Directive.
Answer with one number only: the number of lines that include the word "thống".
start Data in this exercise
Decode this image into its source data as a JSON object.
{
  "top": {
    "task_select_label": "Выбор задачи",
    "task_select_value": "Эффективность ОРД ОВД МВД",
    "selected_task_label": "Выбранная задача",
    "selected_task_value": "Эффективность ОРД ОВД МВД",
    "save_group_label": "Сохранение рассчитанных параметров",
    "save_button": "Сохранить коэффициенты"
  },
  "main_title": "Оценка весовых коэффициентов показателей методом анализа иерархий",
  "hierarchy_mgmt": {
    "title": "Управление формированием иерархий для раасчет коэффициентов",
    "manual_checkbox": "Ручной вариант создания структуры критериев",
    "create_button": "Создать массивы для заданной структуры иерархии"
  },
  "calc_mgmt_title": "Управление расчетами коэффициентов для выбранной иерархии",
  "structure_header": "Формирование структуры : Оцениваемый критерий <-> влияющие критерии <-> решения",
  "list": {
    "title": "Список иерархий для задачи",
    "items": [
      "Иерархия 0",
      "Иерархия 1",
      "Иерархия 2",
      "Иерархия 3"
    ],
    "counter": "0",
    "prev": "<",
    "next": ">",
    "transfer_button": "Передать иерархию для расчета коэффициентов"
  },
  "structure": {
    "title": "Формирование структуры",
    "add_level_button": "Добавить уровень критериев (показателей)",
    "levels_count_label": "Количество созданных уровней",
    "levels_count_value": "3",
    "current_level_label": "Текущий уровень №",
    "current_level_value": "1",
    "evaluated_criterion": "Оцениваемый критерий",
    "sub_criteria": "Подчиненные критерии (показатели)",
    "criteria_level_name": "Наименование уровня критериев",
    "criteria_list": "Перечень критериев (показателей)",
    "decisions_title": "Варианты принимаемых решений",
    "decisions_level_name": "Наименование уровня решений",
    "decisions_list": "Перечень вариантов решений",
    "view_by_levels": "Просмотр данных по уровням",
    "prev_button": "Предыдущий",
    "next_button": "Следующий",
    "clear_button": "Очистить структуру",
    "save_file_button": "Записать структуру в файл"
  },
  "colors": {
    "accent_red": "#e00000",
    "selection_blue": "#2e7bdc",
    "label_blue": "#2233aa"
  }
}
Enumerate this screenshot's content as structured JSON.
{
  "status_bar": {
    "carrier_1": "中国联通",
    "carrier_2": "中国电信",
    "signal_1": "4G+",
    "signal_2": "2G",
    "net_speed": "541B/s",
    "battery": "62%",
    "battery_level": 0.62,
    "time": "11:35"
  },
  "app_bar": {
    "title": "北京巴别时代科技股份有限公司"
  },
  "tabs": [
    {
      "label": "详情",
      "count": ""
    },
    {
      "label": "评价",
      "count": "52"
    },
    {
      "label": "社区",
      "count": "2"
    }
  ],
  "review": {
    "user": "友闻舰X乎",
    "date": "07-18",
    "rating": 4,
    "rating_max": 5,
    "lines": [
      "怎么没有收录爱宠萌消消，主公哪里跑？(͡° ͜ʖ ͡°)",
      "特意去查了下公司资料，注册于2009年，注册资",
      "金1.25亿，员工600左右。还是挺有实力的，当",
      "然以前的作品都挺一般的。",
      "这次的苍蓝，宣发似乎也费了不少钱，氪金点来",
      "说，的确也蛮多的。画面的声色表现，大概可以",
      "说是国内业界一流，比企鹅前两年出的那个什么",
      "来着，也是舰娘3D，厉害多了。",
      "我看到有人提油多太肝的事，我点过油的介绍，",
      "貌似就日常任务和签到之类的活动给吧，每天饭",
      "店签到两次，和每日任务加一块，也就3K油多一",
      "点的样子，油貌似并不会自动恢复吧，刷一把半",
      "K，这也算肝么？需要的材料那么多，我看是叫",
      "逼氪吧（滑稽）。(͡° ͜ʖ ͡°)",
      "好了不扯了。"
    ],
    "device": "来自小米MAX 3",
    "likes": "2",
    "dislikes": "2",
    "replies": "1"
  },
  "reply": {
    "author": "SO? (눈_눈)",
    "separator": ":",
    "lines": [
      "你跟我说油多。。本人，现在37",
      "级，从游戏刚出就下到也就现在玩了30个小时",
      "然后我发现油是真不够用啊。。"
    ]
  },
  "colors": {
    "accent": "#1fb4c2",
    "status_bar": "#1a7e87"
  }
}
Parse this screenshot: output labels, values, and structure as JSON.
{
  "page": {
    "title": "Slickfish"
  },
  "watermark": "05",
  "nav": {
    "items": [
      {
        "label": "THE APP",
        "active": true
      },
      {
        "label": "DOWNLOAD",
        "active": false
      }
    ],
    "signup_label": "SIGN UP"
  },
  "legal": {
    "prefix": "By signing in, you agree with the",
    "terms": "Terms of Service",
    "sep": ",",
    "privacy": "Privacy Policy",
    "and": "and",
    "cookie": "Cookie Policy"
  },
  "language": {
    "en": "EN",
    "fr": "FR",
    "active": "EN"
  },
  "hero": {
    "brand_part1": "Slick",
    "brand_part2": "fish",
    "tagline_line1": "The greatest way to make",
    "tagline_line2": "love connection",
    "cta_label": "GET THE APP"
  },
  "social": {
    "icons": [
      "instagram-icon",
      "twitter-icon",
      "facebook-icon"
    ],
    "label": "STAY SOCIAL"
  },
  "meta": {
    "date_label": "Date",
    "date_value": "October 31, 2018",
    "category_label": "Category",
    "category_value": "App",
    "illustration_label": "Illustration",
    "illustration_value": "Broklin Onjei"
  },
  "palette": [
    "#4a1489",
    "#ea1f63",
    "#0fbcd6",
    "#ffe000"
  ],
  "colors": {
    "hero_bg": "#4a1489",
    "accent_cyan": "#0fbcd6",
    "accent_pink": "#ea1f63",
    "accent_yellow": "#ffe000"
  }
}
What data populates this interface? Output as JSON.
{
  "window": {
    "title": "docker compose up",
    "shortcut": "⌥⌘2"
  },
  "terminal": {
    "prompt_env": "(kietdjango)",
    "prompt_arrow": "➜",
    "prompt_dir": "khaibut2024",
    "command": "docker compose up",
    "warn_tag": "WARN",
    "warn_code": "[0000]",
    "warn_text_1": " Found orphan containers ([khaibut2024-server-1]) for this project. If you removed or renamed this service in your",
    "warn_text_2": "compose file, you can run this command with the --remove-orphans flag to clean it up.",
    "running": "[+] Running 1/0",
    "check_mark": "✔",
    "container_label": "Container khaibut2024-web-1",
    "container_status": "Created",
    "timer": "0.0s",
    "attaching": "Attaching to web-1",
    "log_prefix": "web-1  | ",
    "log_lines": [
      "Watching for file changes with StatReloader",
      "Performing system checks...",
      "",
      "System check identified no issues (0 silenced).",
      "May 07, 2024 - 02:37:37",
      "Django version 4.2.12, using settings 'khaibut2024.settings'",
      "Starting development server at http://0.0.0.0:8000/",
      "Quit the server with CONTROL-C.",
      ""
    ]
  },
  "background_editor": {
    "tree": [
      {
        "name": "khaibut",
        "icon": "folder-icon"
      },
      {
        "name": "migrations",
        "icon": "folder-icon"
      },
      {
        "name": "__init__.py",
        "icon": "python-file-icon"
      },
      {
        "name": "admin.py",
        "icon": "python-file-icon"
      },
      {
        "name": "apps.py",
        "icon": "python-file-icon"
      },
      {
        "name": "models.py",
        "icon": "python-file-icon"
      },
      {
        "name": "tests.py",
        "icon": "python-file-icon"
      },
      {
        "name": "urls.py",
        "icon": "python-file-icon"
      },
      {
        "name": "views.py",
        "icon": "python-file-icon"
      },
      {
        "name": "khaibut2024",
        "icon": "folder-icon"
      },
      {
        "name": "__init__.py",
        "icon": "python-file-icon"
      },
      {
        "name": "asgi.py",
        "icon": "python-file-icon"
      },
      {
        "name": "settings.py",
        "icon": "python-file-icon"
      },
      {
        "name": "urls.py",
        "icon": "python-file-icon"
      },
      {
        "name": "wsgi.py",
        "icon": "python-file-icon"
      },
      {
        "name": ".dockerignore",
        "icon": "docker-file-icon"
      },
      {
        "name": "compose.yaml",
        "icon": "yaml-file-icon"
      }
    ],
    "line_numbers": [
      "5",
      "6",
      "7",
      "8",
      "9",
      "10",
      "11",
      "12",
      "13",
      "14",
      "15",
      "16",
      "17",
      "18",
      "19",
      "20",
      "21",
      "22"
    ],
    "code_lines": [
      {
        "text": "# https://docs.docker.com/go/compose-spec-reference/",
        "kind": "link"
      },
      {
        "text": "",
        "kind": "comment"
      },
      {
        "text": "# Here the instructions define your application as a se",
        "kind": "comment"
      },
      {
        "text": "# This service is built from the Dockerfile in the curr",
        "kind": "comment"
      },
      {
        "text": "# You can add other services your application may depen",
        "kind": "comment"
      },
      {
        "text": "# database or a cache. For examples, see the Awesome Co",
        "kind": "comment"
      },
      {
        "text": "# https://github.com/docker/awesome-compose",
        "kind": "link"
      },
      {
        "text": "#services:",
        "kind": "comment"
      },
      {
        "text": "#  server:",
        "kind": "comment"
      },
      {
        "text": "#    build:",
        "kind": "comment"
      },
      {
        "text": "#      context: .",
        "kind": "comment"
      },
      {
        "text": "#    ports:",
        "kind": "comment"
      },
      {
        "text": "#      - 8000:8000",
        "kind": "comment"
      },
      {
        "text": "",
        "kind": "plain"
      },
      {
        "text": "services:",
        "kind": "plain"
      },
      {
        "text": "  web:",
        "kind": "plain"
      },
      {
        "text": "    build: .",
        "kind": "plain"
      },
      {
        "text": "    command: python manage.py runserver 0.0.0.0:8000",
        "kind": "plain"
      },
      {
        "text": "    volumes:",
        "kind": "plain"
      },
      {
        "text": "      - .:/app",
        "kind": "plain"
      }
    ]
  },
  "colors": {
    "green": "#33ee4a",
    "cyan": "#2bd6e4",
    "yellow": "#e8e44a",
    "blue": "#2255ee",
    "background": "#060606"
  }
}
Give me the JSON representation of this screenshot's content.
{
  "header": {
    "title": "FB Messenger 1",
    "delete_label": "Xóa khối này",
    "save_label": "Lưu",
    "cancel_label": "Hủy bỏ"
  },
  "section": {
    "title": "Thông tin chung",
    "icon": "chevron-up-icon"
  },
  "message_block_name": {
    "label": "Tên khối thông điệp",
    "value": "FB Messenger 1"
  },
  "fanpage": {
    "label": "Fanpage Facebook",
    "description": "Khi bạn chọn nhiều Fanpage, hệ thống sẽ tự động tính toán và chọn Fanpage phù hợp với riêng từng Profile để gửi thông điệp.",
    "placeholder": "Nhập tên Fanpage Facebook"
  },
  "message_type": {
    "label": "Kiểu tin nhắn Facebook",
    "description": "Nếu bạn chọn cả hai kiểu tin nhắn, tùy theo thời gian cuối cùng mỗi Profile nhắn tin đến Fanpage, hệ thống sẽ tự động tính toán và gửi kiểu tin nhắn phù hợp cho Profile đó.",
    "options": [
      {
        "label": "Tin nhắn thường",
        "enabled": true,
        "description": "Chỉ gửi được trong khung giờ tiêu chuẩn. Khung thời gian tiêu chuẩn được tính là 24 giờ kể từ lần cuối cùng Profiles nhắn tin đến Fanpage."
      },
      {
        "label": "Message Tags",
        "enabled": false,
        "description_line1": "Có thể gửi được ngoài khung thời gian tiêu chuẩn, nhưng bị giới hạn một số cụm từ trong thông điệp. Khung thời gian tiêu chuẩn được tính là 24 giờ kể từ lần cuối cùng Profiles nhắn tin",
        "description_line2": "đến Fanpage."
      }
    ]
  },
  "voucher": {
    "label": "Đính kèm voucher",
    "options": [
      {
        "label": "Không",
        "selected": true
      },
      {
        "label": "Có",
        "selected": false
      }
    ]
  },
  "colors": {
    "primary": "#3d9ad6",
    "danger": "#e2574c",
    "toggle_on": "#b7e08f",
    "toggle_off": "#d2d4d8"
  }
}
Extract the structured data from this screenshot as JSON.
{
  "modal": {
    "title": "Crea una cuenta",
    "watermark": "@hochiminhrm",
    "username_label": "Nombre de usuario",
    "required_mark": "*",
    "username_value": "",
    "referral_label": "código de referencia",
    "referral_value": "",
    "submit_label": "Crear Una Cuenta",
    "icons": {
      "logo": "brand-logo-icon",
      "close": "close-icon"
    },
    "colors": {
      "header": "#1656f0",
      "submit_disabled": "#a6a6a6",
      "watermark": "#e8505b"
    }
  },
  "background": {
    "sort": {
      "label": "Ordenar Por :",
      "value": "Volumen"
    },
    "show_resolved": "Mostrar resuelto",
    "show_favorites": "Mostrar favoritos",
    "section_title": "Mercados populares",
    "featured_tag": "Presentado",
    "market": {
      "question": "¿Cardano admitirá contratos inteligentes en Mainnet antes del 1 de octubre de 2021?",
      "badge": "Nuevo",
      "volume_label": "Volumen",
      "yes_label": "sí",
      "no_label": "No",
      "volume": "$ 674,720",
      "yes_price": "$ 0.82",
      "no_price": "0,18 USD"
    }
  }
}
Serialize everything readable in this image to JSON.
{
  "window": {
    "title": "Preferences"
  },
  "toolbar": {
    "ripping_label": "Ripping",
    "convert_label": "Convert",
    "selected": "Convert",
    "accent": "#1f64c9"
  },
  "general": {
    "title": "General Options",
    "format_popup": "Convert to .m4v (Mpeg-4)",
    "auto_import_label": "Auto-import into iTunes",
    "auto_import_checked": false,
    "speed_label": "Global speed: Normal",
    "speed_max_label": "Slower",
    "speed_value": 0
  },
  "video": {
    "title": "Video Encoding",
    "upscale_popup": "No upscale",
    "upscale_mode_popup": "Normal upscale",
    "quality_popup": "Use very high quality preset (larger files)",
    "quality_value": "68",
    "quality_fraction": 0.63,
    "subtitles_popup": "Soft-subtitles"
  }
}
end Data in this exercise
Reply to the exercise.
2